TEXT EXTRACT
■ ■ ■ ■ ■
Math Interlude: "Rise over run". Do you remember that in math class? It simply means that if you look at any sloped straight line, you can pick any two points, and the ratio of the amount of rise (going up the y-axis) to the amount of run (going across the x-axis) will be CONSTANT. The value of this sloped line is what we call.. the slope. And the UNITS of this slope is simply whatever the units of the rise is (in this case seconds) over the units of the run (in this case feet). The red line you see has a rise of 5 seconds, and a run of 140 feet (which is a ratio of 1 to 28). Or if you focus on a one second segment of rise (say from 3 seconds to 4 seconds), you have a rise of 1 second and a run from about 42 feet to 70 feet, or 28 feet of run. Hence, the slope of this line is 1 second per 28 feet, which we'll call 28 feet per second. The orange line is ALSO the same slope, and so has the same rise/run. Any line parallel to the red line represents 28 feet per second.

The Good... Inciarte

As we know, the slope of a distance-time chart is speed. When Inciarte always runs at 28 feet per second, and always gets a great jump, this is represented by the red line. And so, if he has more time, or less distance than needed, he'll get to the ball (running at full speed with a great jump). If the ball is not in the air long enough and/or the ball is hit farther than he can get to it, then he won't get to the ball, no matter how much he tries. It is not humanly possible for him. EVERY SINGLE BALL below the red line is uncaught. Those gray dots you see? Those are balls that are outside of his human limits.
■ ■ ■ ■ ■
EXERCISE 1
Quote the passage on Inciarte's fielding range from "The Good... Inciarte" to "his human limits.".
EXERCISE 2
Extend the passage on Inciarte's fielding range, picking up right after its final sentence.
The entries that follow have no connection to the passage on Inciarte's fielding range.

Layout region records:
■ ■ ■ ■ ■
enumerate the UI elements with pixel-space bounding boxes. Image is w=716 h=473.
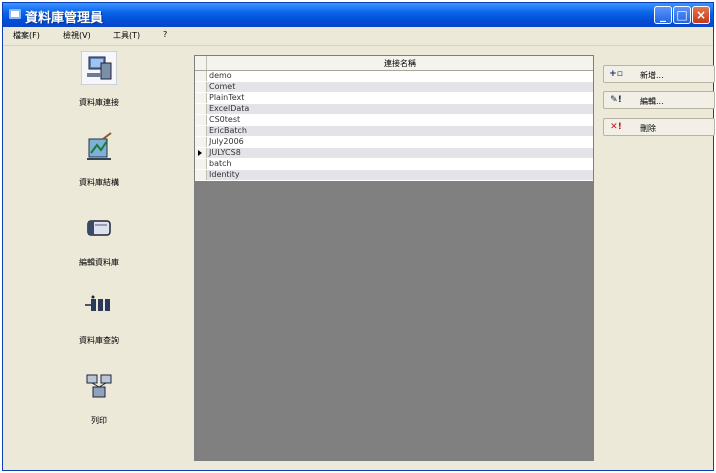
title-bar[interactable]: 資料庫管理員 _ □ × <box>3 3 713 27</box>
grid-header-corner <box>195 56 207 70</box>
table-row[interactable]: July2006 <box>195 137 593 148</box>
menu-file[interactable]: 檔案(F) <box>13 30 40 41</box>
edit-button[interactable]: ✎! 編輯... <box>603 91 715 109</box>
table-row[interactable]: Identity <box>195 170 593 181</box>
row-selector[interactable] <box>195 115 207 125</box>
grid-header: 連接名稱 <box>195 56 593 71</box>
connection-name-cell[interactable]: PlainText <box>209 93 244 103</box>
table-row[interactable]: EricBatch <box>195 126 593 137</box>
menu-help[interactable]: ? <box>163 30 167 39</box>
maximize-button[interactable]: □ <box>673 6 691 24</box>
menu-view[interactable]: 檢視(V) <box>63 30 91 41</box>
app-icon <box>9 9 21 19</box>
column-header-connection-name[interactable]: 連接名稱 <box>207 58 593 69</box>
nav-item-database-query[interactable]: 資料庫查詢 <box>15 287 183 363</box>
current-row-arrow-icon <box>198 150 202 156</box>
table-row[interactable]: ExcelData <box>195 104 593 115</box>
table-row[interactable]: CS0test <box>195 115 593 126</box>
add-button[interactable]: +▫ 新增... <box>603 65 715 83</box>
table-row[interactable]: Comet <box>195 82 593 93</box>
nav-label: 列印 <box>91 416 107 425</box>
connection-name-cell[interactable]: July2006 <box>209 137 244 147</box>
minimize-button[interactable]: _ <box>654 6 672 24</box>
connection-name-cell[interactable]: demo <box>209 71 232 81</box>
table-row-selected[interactable]: JULYCS8 <box>195 148 593 159</box>
nav-label: 資料庫查詢 <box>79 336 119 345</box>
row-selector[interactable] <box>195 137 207 147</box>
nav-item-edit-database[interactable]: 編輯資料庫 <box>15 209 183 285</box>
nav-panel: 資料庫連接 資料庫結構 編輯資料庫 資料庫查詢 列印 <box>15 49 183 463</box>
connection-name-cell[interactable]: Comet <box>209 82 235 92</box>
database-structure-icon <box>87 132 112 160</box>
row-selector[interactable] <box>195 93 207 103</box>
connection-name-cell[interactable]: JULYCS8 <box>209 148 241 158</box>
window-title: 資料庫管理員 <box>25 11 104 26</box>
row-selector[interactable] <box>195 170 207 180</box>
database-connection-icon <box>81 51 117 85</box>
row-selector[interactable] <box>195 71 207 81</box>
row-selector[interactable] <box>195 126 207 136</box>
row-selector[interactable] <box>195 159 207 169</box>
delete-button-label: 刪除 <box>640 124 656 133</box>
app-window: 資料庫管理員 _ □ × 檔案(F) 檢視(V) 工具(T) ? 資料庫連接 資… <box>2 2 715 471</box>
delete-icon: ✕! <box>610 122 622 132</box>
nav-item-database-connection[interactable]: 資料庫連接 <box>15 49 183 125</box>
close-icon: × <box>695 8 707 22</box>
nav-item-print[interactable]: 列印 <box>15 367 183 443</box>
table-row[interactable]: PlainText <box>195 93 593 104</box>
delete-button[interactable]: ✕! 刪除 <box>603 118 715 136</box>
edit-button-label: 編輯... <box>640 97 664 106</box>
close-button[interactable]: × <box>692 6 710 24</box>
edit-icon: ✎! <box>610 95 622 105</box>
menu-tools[interactable]: 工具(T) <box>113 30 140 41</box>
add-button-label: 新增... <box>640 71 664 80</box>
nav-label: 資料庫結構 <box>79 178 119 187</box>
connection-name-cell[interactable]: EricBatch <box>209 126 247 136</box>
connection-name-cell[interactable]: ExcelData <box>209 104 249 114</box>
nav-label: 資料庫連接 <box>79 98 119 107</box>
connection-name-cell[interactable]: Identity <box>209 170 240 180</box>
connection-name-cell[interactable]: CS0test <box>209 115 240 125</box>
minimize-icon: _ <box>660 8 666 22</box>
menu-bar: 檔案(F) 檢視(V) 工具(T) ? <box>3 27 713 46</box>
add-icon: +▫ <box>609 69 623 79</box>
connection-grid[interactable]: 連接名稱 demo Comet PlainText ExcelData CS0t… <box>194 55 594 461</box>
nav-item-database-structure[interactable]: 資料庫結構 <box>15 129 183 205</box>
row-selector[interactable] <box>195 104 207 114</box>
row-selector[interactable] <box>195 82 207 92</box>
nav-label: 編輯資料庫 <box>79 258 119 267</box>
table-row[interactable]: demo <box>195 71 593 82</box>
maximize-icon: □ <box>676 8 688 22</box>
table-row[interactable]: batch <box>195 159 593 170</box>
edit-database-icon <box>87 220 111 236</box>
connection-name-cell[interactable]: batch <box>209 159 232 169</box>
row-selector[interactable] <box>195 148 207 158</box>
database-query-icon <box>85 295 110 311</box>
print-icon <box>86 374 112 398</box>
■ ■ ■ ■ ■
OUTPUT 1
The Good... Inciarte

As we know, the slope of a distance-time chart is speed. When Inciarte always runs at 28 feet per second, and always gets a great jump, this is represented by the red line. And so, if he has more time, or less distance than needed, he'll get to the ball (running at full speed with a great jump). If the ball is not in the air long enough and/or the ball is hit farther than he can get to it, then he won't get to the ball, no matter how much he tries. It is not humanly possible for him. EVERY SINGLE BALL below the red line is uncaught. Those gray dots you see? Those are balls that are outside of his human limits.

OUTPUT 2
The orange line represents Inciarte's 28 feet per second Sprint Speed, except with an ordinary jump (that's why the intercept point is at 2 seconds, whereas the red one is at 1.5 seconds). Except for one ball, every single ball above the orange line Inciarte caught.

So what have we learned about Inciarte so far? When we plot all the batted balls on a feet v seconds chart, we can superimpose a slope based on his Sprint Speed (of 28 feet per second), setting the intercept at either 1.5 seconds (to represent a great jump) or 2.0 seconds (to represent an ordinary jump). And by doing that, we can isolate all the easy-for-him plays and all the impossible-for-him plays.

In-between is the fun, and we can see that he catches most of those. You can tell by the orange-colored dots representing catches far outnumber the gray dots which are uncaught batted balls. This disproportionate ratio means that he gets better jumps than ordinary.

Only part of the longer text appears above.